* [Task to carry out]: Go through the listing and set it down exactly, leaving out its pictures.

────────────────────────────────────────

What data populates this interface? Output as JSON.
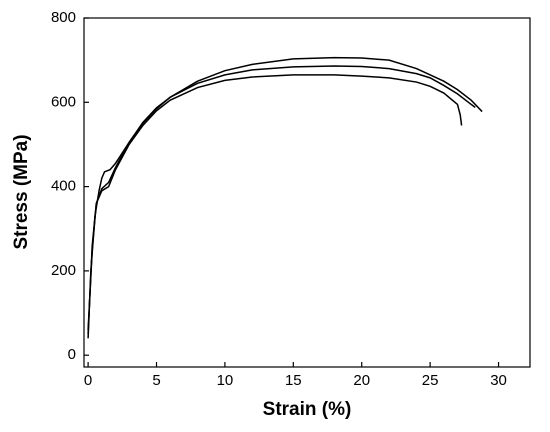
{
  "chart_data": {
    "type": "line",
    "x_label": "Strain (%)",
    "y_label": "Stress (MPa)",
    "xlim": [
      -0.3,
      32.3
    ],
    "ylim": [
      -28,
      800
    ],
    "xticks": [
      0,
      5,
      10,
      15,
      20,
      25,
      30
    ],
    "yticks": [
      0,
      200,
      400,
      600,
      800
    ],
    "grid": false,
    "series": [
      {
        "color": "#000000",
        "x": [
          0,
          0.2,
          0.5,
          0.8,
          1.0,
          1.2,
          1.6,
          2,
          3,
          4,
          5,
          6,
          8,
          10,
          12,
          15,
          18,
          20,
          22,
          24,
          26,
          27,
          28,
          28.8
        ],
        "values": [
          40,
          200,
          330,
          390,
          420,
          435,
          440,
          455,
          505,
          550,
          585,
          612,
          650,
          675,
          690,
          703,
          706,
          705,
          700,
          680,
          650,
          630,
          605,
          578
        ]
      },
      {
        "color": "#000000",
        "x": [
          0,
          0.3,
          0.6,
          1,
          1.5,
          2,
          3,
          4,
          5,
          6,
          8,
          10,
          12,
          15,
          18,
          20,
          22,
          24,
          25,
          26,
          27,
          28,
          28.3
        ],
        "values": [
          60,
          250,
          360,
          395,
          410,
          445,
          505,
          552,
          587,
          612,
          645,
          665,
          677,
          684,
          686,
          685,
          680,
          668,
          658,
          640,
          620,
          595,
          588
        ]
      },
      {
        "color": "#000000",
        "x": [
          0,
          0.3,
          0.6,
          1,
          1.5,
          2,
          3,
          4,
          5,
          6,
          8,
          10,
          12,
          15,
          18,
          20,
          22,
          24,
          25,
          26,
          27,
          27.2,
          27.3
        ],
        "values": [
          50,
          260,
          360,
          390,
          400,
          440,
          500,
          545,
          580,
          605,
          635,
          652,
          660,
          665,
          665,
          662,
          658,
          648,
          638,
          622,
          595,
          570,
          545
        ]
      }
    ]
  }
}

────────────────────────────────────────

* [Written solution]:
What data populates this interface? Output as JSON.
{
  "chart_data": {
    "type": "line",
    "x_label": "Strain (%)",
    "y_label": "Stress (MPa)",
    "xlim": [
      -0.3,
      32.3
    ],
    "ylim": [
      -28,
      800
    ],
    "xticks": [
      0,
      5,
      10,
      15,
      20,
      25,
      30
    ],
    "yticks": [
      0,
      200,
      400,
      600,
      800
    ],
    "grid": false,
    "series": [
      {
        "color": "#000000",
        "x": [
          0,
          0.2,
          0.5,
          0.8,
          1.0,
          1.2,
          1.6,
          2,
          3,
          4,
          5,
          6,
          8,
          10,
          12,
          15,
          18,
          20,
          22,
          24,
          26,
          27,
          28,
          28.8
        ],
        "values": [
          40,
          200,
          330,
          390,
          420,
          435,
          440,
          455,
          505,
          550,
          585,
          612,
          650,
          675,
          690,
          703,
          706,
          705,
          700,
          680,
          650,
          630,
          605,
          578
        ]
      },
      {
        "color": "#000000",
        "x": [
          0,
          0.3,
          0.6,
          1,
          1.5,
          2,
          3,
          4,
          5,
          6,
          8,
          10,
          12,
          15,
          18,
          20,
          22,
          24,
          25,
          26,
          27,
          28,
          28.3
        ],
        "values": [
          60,
          250,
          360,
          395,
          410,
          445,
          505,
          552,
          587,
          612,
          645,
          665,
          677,
          684,
          686,
          685,
          680,
          668,
          658,
          640,
          620,
          595,
          588
        ]
      },
      {
        "color": "#000000",
        "x": [
          0,
          0.3,
          0.6,
          1,
          1.5,
          2,
          3,
          4,
          5,
          6,
          8,
          10,
          12,
          15,
          18,
          20,
          22,
          24,
          25,
          26,
          27,
          27.2,
          27.3
        ],
        "values": [
          50,
          260,
          360,
          390,
          400,
          440,
          500,
          545,
          580,
          605,
          635,
          652,
          660,
          665,
          665,
          662,
          658,
          648,
          638,
          622,
          595,
          570,
          545
        ]
      }
    ]
  }
}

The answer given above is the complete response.